╔══

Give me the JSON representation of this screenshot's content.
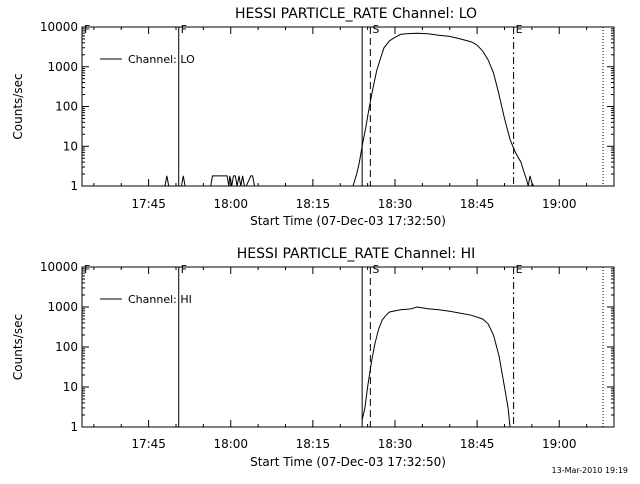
{
  "footer": {
    "timestamp": "13-Mar-2010 19:19"
  },
  "chart_data": [
    {
      "type": "line",
      "title": "HESSI PARTICLE_RATE Channel: LO",
      "xlabel": "Start Time (07-Dec-03 17:32:50)",
      "ylabel": "Counts/sec",
      "yscale": "log",
      "xlim": [
        "17:32:50",
        "19:10:00"
      ],
      "ylim": [
        1,
        10000
      ],
      "x_ticks": [
        "17:45",
        "18:00",
        "18:15",
        "18:30",
        "18:45",
        "19:00"
      ],
      "y_ticks": [
        "1",
        "10",
        "100",
        "1000",
        "10000"
      ],
      "legend": {
        "label": "Channel: LO",
        "position": "top-left"
      },
      "markers": [
        {
          "label": "F",
          "time": "17:32:50",
          "style": "solid"
        },
        {
          "label": "F",
          "time": "17:50:30",
          "style": "solid"
        },
        {
          "label": "",
          "time": "18:24:00",
          "style": "solid"
        },
        {
          "label": "S",
          "time": "18:25:30",
          "style": "dashed"
        },
        {
          "label": "E",
          "time": "18:51:40",
          "style": "dashdot"
        },
        {
          "label": "",
          "time": "19:08:00",
          "style": "dotted"
        }
      ],
      "series": [
        {
          "name": "Channel: LO",
          "x": [
            "17:48:00",
            "17:48:20",
            "17:48:40",
            "17:51:00",
            "17:51:20",
            "17:51:40",
            "17:56:20",
            "17:56:40",
            "17:59:20",
            "17:59:40",
            "17:59:50",
            "18:00:10",
            "18:00:30",
            "18:00:50",
            "18:01:10",
            "18:01:30",
            "18:01:50",
            "18:02:10",
            "18:02:30",
            "18:02:50",
            "18:03:40",
            "18:04:00",
            "18:04:20",
            "18:22:20",
            "18:23:00",
            "18:23:30",
            "18:24:00",
            "18:24:40",
            "18:25:20",
            "18:26:00",
            "18:26:40",
            "18:27:20",
            "18:28:00",
            "18:29:00",
            "18:30:00",
            "18:31:00",
            "18:32:00",
            "18:34:00",
            "18:36:00",
            "18:38:00",
            "18:40:00",
            "18:42:00",
            "18:44:00",
            "18:45:00",
            "18:46:00",
            "18:47:00",
            "18:48:00",
            "18:49:00",
            "18:50:00",
            "18:51:00",
            "18:52:00",
            "18:53:00",
            "18:53:40",
            "18:54:00",
            "18:54:20",
            "18:54:40",
            "18:55:00",
            "18:55:20"
          ],
          "y": [
            1,
            1.8,
            1,
            1,
            1.8,
            1,
            1,
            1.8,
            1.8,
            1,
            1.8,
            1,
            1.8,
            1.8,
            1,
            1.8,
            1,
            1.8,
            1,
            1,
            1.8,
            1.8,
            1,
            1,
            2,
            4,
            10,
            30,
            100,
            300,
            800,
            1600,
            3000,
            4500,
            5500,
            6500,
            6800,
            7000,
            6800,
            6200,
            5800,
            5000,
            4200,
            3500,
            2500,
            1500,
            700,
            200,
            50,
            15,
            7,
            4,
            2,
            1.5,
            1,
            1.8,
            1.2,
            1
          ]
        }
      ]
    },
    {
      "type": "line",
      "title": "HESSI PARTICLE_RATE Channel: HI",
      "xlabel": "Start Time (07-Dec-03 17:32:50)",
      "ylabel": "Counts/sec",
      "yscale": "log",
      "xlim": [
        "17:32:50",
        "19:10:00"
      ],
      "ylim": [
        1,
        10000
      ],
      "x_ticks": [
        "17:45",
        "18:00",
        "18:15",
        "18:30",
        "18:45",
        "19:00"
      ],
      "y_ticks": [
        "1",
        "10",
        "100",
        "1000",
        "10000"
      ],
      "legend": {
        "label": "Channel: HI",
        "position": "top-left"
      },
      "markers": [
        {
          "label": "F",
          "time": "17:32:50",
          "style": "solid"
        },
        {
          "label": "F",
          "time": "17:50:30",
          "style": "solid"
        },
        {
          "label": "",
          "time": "18:24:00",
          "style": "solid"
        },
        {
          "label": "S",
          "time": "18:25:30",
          "style": "dashed"
        },
        {
          "label": "E",
          "time": "18:51:40",
          "style": "dashdot"
        },
        {
          "label": "",
          "time": "19:08:00",
          "style": "dotted"
        }
      ],
      "series": [
        {
          "name": "Channel: HI",
          "x": [
            "18:24:00",
            "18:24:30",
            "18:25:00",
            "18:25:40",
            "18:26:20",
            "18:27:00",
            "18:27:40",
            "18:28:20",
            "18:29:00",
            "18:30:00",
            "18:31:00",
            "18:32:00",
            "18:33:00",
            "18:34:00",
            "18:35:00",
            "18:36:00",
            "18:38:00",
            "18:40:00",
            "18:42:00",
            "18:44:00",
            "18:46:00",
            "18:47:00",
            "18:48:00",
            "18:49:00",
            "18:50:00",
            "18:50:40",
            "18:51:00"
          ],
          "y": [
            1.5,
            3,
            10,
            40,
            120,
            280,
            470,
            620,
            750,
            800,
            850,
            870,
            900,
            1000,
            950,
            900,
            850,
            780,
            700,
            620,
            500,
            380,
            200,
            60,
            10,
            3,
            1
          ]
        }
      ]
    }
  ]
}
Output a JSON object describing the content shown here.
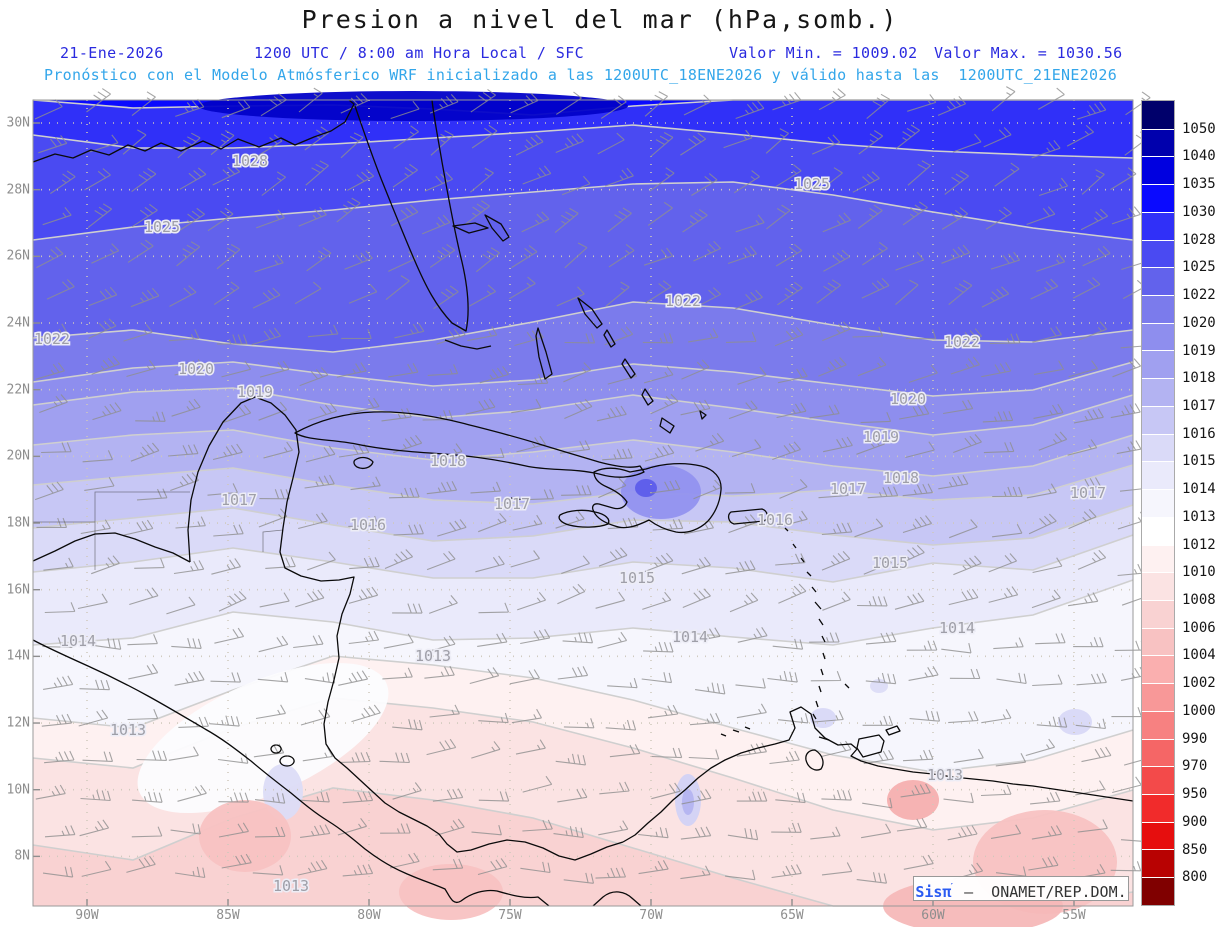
{
  "header": {
    "title": "Presion a nivel del mar (hPa,somb.)",
    "line2": {
      "date": "21-Ene-2026",
      "time": "1200 UTC / 8:00 am Hora Local / SFC",
      "val_min": "Valor Min. = 1009.02",
      "val_max": "Valor Max. = 1030.56"
    },
    "line3": "Pronóstico con el Modelo Atmósferico WRF inicializado a las 1200UTC_18ENE2026 y válido hasta las  1200UTC_21ENE2026"
  },
  "watermark": {
    "brand": "Sis",
    "pi": "π",
    "accent": "ˊ",
    "text": " –  ONAMET/REP.DOM."
  },
  "chart_data": {
    "type": "heatmap",
    "title": "Presion a nivel del mar (hPa,somb.)",
    "units": "hPa",
    "value_min": 1009.02,
    "value_max": 1030.56,
    "x_ticks": [
      "90W",
      "85W",
      "80W",
      "75W",
      "70W",
      "65W",
      "60W",
      "55W"
    ],
    "y_ticks": [
      "30N",
      "28N",
      "26N",
      "24N",
      "22N",
      "20N",
      "18N",
      "16N",
      "14N",
      "12N",
      "10N",
      "8N"
    ],
    "axes": {
      "x0": 54,
      "dx": 141,
      "y0": 23,
      "dy": 66.67,
      "map_w": 1100,
      "map_h": 806
    },
    "grid": {
      "color": "#CFC9BC",
      "dash": "1 7"
    },
    "colorbar": {
      "labels": [
        "1050",
        "1040",
        "1035",
        "1030",
        "1028",
        "1025",
        "1022",
        "1020",
        "1019",
        "1018",
        "1017",
        "1016",
        "1015",
        "1014",
        "1013",
        "1012",
        "1010",
        "1008",
        "1006",
        "1004",
        "1002",
        "1000",
        "990",
        "970",
        "950",
        "900",
        "850",
        "800"
      ],
      "colors": [
        "#00006B",
        "#0000AD",
        "#0000E0",
        "#0A0AFF",
        "#3030F8",
        "#4A4AF2",
        "#6262EC",
        "#7B7BEC",
        "#8E8EEE",
        "#A0A0F0",
        "#B3B3F2",
        "#C7C7F5",
        "#DADAF8",
        "#EAEAFB",
        "#F6F6FD",
        "#FFFFFF",
        "#FEF1F1",
        "#FBE3E3",
        "#F9D2D2",
        "#F8C2C2",
        "#FAAFAF",
        "#F89898",
        "#F78181",
        "#F56666",
        "#F34A4A",
        "#F12B2B",
        "#E60E0E",
        "#B80202",
        "#800000"
      ]
    },
    "bands": {
      "stops": [
        0,
        100,
        200,
        300,
        400,
        500,
        600,
        700,
        800,
        900,
        1000,
        1100
      ],
      "boundaries": [
        {
          "level": 1030,
          "y": [
            0,
            8,
            6,
            5,
            9,
            15,
            6,
            0,
            0,
            0,
            0,
            0
          ]
        },
        {
          "level": 1028,
          "y": [
            35,
            48,
            48,
            44,
            38,
            32,
            25,
            34,
            44,
            51,
            55,
            58
          ]
        },
        {
          "level": 1025,
          "y": [
            140,
            127,
            118,
            110,
            100,
            92,
            84,
            82,
            95,
            112,
            128,
            140
          ]
        },
        {
          "level": 1022,
          "y": [
            238,
            230,
            244,
            252,
            240,
            222,
            202,
            208,
            225,
            240,
            242,
            230
          ]
        },
        {
          "level": 1020,
          "y": [
            282,
            268,
            262,
            275,
            286,
            280,
            264,
            272,
            284,
            296,
            290,
            262
          ]
        },
        {
          "level": 1019,
          "y": [
            305,
            292,
            288,
            305,
            318,
            310,
            295,
            308,
            322,
            335,
            325,
            295
          ]
        },
        {
          "level": 1018,
          "y": [
            345,
            335,
            330,
            348,
            360,
            352,
            340,
            352,
            366,
            376,
            366,
            335
          ]
        },
        {
          "level": 1017,
          "y": [
            385,
            376,
            368,
            385,
            400,
            404,
            392,
            396,
            390,
            400,
            395,
            365
          ]
        },
        {
          "level": 1016,
          "y": [
            428,
            418,
            408,
            425,
            441,
            436,
            420,
            422,
            435,
            445,
            438,
            405
          ]
        },
        {
          "level": 1015,
          "y": [
            472,
            462,
            448,
            462,
            478,
            478,
            462,
            468,
            482,
            463,
            470,
            435
          ]
        },
        {
          "level": 1014,
          "y": [
            545,
            538,
            512,
            522,
            540,
            538,
            528,
            537,
            545,
            528,
            515,
            480
          ]
        },
        {
          "level": 1013,
          "y": [
            618,
            628,
            590,
            556,
            565,
            578,
            600,
            628,
            655,
            672,
            660,
            630
          ]
        },
        {
          "level": 1012,
          "y": [
            658,
            668,
            628,
            598,
            608,
            622,
            648,
            678,
            710,
            730,
            718,
            690
          ]
        },
        {
          "level": 1010,
          "y": [
            745,
            760,
            718,
            688,
            700,
            718,
            748,
            778,
            806,
            806,
            806,
            792
          ]
        }
      ],
      "fills": [
        "#0A0AFF",
        "#3030F8",
        "#4A4AF2",
        "#6262EC",
        "#7B7BEC",
        "#8E8EEE",
        "#A0A0F0",
        "#B3B3F2",
        "#C7C7F5",
        "#DADAF8",
        "#EAEAFB",
        "#F6F6FD",
        "#FEF1F1",
        "#FBE3E3",
        "#F9D2D2"
      ],
      "contour_color": "#CFCFCF"
    },
    "blobs": [
      {
        "cx": 380,
        "cy": 6,
        "rx": 215,
        "ry": 15,
        "rot": 0,
        "fill": "#0202C8"
      },
      {
        "cx": 628,
        "cy": 392,
        "rx": 40,
        "ry": 27,
        "rot": 0,
        "fill": "#9292EF"
      },
      {
        "cx": 613,
        "cy": 388,
        "rx": 11,
        "ry": 9,
        "rot": 0,
        "fill": "#5C5CEA"
      },
      {
        "cx": 230,
        "cy": 638,
        "rx": 135,
        "ry": 56,
        "rot": -24,
        "fill": "#FCFCFE"
      },
      {
        "cx": 250,
        "cy": 692,
        "rx": 20,
        "ry": 28,
        "rot": 0,
        "fill": "#DCDCF7"
      },
      {
        "cx": 655,
        "cy": 700,
        "rx": 13,
        "ry": 26,
        "rot": 0,
        "fill": "#D2D2F5"
      },
      {
        "cx": 655,
        "cy": 702,
        "rx": 6,
        "ry": 13,
        "rot": 0,
        "fill": "#B4B4F0"
      },
      {
        "cx": 790,
        "cy": 618,
        "rx": 13,
        "ry": 10,
        "rot": 0,
        "fill": "#D8D8F7"
      },
      {
        "cx": 846,
        "cy": 586,
        "rx": 9,
        "ry": 7,
        "rot": 0,
        "fill": "#DCDCF7"
      },
      {
        "cx": 1042,
        "cy": 622,
        "rx": 17,
        "ry": 13,
        "rot": 0,
        "fill": "#D8D8F7"
      },
      {
        "cx": 212,
        "cy": 736,
        "rx": 46,
        "ry": 36,
        "rot": 0,
        "fill": "#F8C2C2"
      },
      {
        "cx": 418,
        "cy": 792,
        "rx": 52,
        "ry": 28,
        "rot": 0,
        "fill": "#F8C2C2"
      },
      {
        "cx": 1012,
        "cy": 762,
        "rx": 72,
        "ry": 52,
        "rot": 0,
        "fill": "#F8C2C2"
      },
      {
        "cx": 880,
        "cy": 700,
        "rx": 26,
        "ry": 20,
        "rot": 0,
        "fill": "#F6AFAF"
      },
      {
        "cx": 940,
        "cy": 806,
        "rx": 90,
        "ry": 28,
        "rot": 0,
        "fill": "#F6B8B8"
      }
    ],
    "contour_labels": [
      {
        "v": "1028",
        "x": 217,
        "y": 61
      },
      {
        "v": "1025",
        "x": 129,
        "y": 127
      },
      {
        "v": "1025",
        "x": 779,
        "y": 84
      },
      {
        "v": "1022",
        "x": 19,
        "y": 239
      },
      {
        "v": "1022",
        "x": 650,
        "y": 201
      },
      {
        "v": "1022",
        "x": 929,
        "y": 242
      },
      {
        "v": "1020",
        "x": 163,
        "y": 269
      },
      {
        "v": "1020",
        "x": 875,
        "y": 299
      },
      {
        "v": "1019",
        "x": 222,
        "y": 292
      },
      {
        "v": "1019",
        "x": 848,
        "y": 337
      },
      {
        "v": "1018",
        "x": 415,
        "y": 361
      },
      {
        "v": "1018",
        "x": 868,
        "y": 378
      },
      {
        "v": "1017",
        "x": 206,
        "y": 400
      },
      {
        "v": "1017",
        "x": 479,
        "y": 404
      },
      {
        "v": "1017",
        "x": 815,
        "y": 389
      },
      {
        "v": "1017",
        "x": 1055,
        "y": 393
      },
      {
        "v": "1016",
        "x": 335,
        "y": 425
      },
      {
        "v": "1016",
        "x": 742,
        "y": 420
      },
      {
        "v": "1015",
        "x": 604,
        "y": 478
      },
      {
        "v": "1015",
        "x": 857,
        "y": 463
      },
      {
        "v": "1014",
        "x": 45,
        "y": 541
      },
      {
        "v": "1014",
        "x": 657,
        "y": 537
      },
      {
        "v": "1014",
        "x": 924,
        "y": 528
      },
      {
        "v": "1013",
        "x": 400,
        "y": 556
      },
      {
        "v": "1013",
        "x": 95,
        "y": 630
      },
      {
        "v": "1013",
        "x": 912,
        "y": 675
      },
      {
        "v": "1013",
        "x": 258,
        "y": 786
      }
    ],
    "coastlines": [
      "M0,62 L22,54 L40,58 L58,50 L76,55 L95,45 L112,51 L128,43 L148,51 L170,41 L188,49 L205,39 L226,47 L248,38 L262,45 L281,37 L298,31 L312,22 L321,4 L316,0",
      "M322,6 C331,32 339,56 349,81 C359,106 369,131 381,159 C393,187 403,206 419,223 L433,231 C437,212 435,188 429,162 C421,130 415,95 409,62 C405,38 401,18 399,0",
      "M412,240 L428,246 L444,249 L458,246",
      "M420,126 L442,123 L455,128 L436,133 Z M452,115 L468,124 L476,137 L470,141 L459,128 Z M505,228 L513,252 L519,274 L512,279 L506,257 L503,236 Z M545,198 L559,209 L569,224 L564,228 L552,214 Z M574,230 L582,244 L578,247 L571,235 Z M592,259 L602,274 L598,278 L589,264 Z M612,289 L620,301 L615,305 L609,295 Z M629,318 L641,326 L637,333 L627,326 Z M667,311 L673,315 L669,319 Z",
      "M262,333 C286,320 311,313 341,312 C371,311 401,316 429,323 C456,330 481,336 506,344 C526,350 549,357 566,362 C581,366 597,369 607,366 L611,372 C599,378 583,379 566,374 C541,368 516,371 493,366 C466,360 439,356 411,354 C381,352 351,350 323,344 C299,339 276,341 262,333 Z",
      "M322,360 C328,356 336,357 340,362 C338,368 330,370 324,367 C321,365 320,362 322,360 Z",
      "M478,398 L492,400",
      "M527,415 C536,410 551,409 562,412 C572,414 578,419 575,424 C565,428 548,428 536,425 C529,423 524,419 527,415 Z",
      "M561,372 C573,366 586,368 597,372 L613,369 C631,363 651,362 668,366 C681,369 689,378 688,390 C687,402 682,413 675,421 C667,429 655,434 643,432 C633,430 624,426 616,420 C604,426 592,430 582,426 C572,423 564,418 561,412 C558,407 560,403 566,404 L580,408 C587,410 592,407 594,402 C590,396 583,391 574,387 C567,384 561,379 561,372 Z",
      "M698,412 L729,409 C735,411 736,418 731,421 L701,424 C695,422 694,415 698,412 Z",
      "M752,428 l3,3 M760,444 l3,4 M768,458 l3,4 M774,472 l4,4 M779,487 l4,5 M782,502 l6,7 M786,519 l4,6 M789,536 l3,6 M790,553 l2,6 M788,569 l2,6 M786,586 l2,6 M783,601 l2,6 M780,614 l3,5 M812,584 l4,4",
      "M826,639 L846,635 L851,641 L848,652 L830,657 L824,648 Z M853,630 L864,626 L867,631 L856,635 Z",
      "M786,637 L796,640 M700,630 l6,2 M688,634 l5,2 M712,627 l5,2",
      "M157,462 L155,430 L158,400 L165,372 L176,346 L190,322 L208,303 L222,297 L238,303 L252,315 L263,330 L266,352 L260,378 L254,402 L250,428 L247,452 L252,468 L268,476 L288,481 L306,480 L321,477 L317,494 L309,514 L304,536 L306,558 L301,580 L295,602 L291,624 L293,644 L302,658 L314,668 L327,680 L340,692 L352,703 L366,712 L380,719 L394,726 L406,734 L414,744 L424,752 L438,750 L456,744 L474,740 L492,742 L510,748 L526,756 L542,760 L558,754 L574,747 L590,742",
      "M157,462 L140,453 L122,447 L102,439 L82,433 L62,434 L42,441 L22,451 L0,461",
      "M0,540 C15,548 35,557 55,566 C75,575 95,585 115,596 C135,607 155,619 172,629 C190,639 205,651 218,661 C232,673 245,683 258,693 C270,703 282,713 295,721 C308,729 320,739 332,749 C345,759 358,767 372,773 C385,779 398,783 412,789 C417,797 420,806 428,801 C438,793 452,789 464,791 C478,795 492,799 505,797 L516,806",
      "M560,806 L570,797 C580,789 592,791 600,799 L608,806",
      "M590,742 L602,735 L615,723 L628,712 L640,700 L652,690 L665,678 L678,668 L692,660 L708,653 L725,648 L742,644 L756,640 L762,628 L757,612 L768,607 L778,614 L782,628 L792,638 L805,645 L818,644 L824,649 L818,656 L828,661 L845,666 L862,669 L880,672 L900,674 L920,677 L940,679 L960,681 L980,684 L1000,686 L1020,689 L1040,692 L1060,695 L1080,698 L1100,701",
      "M782,650 C790,655 792,663 788,669 C782,672 775,668 773,660 C772,654 776,650 782,650 Z",
      "M243,645 a5,4 0 1 0 0.1,0 M254,656 a7,5 0 1 0 0.1,0"
    ],
    "borders": [
      "M157,392 L62,392 L62,470 M62,422 L0,422 M250,430 L230,432 L230,452"
    ],
    "wind_barbs": {
      "color": "#8F8F8F",
      "col_step": 43,
      "row_step": 38,
      "staff_len": 30
    }
  }
}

╚══

> **Instructions to follow**: Of the lines in the entries, how many include the word "title"? State only the number.

> **Problem solution**: 4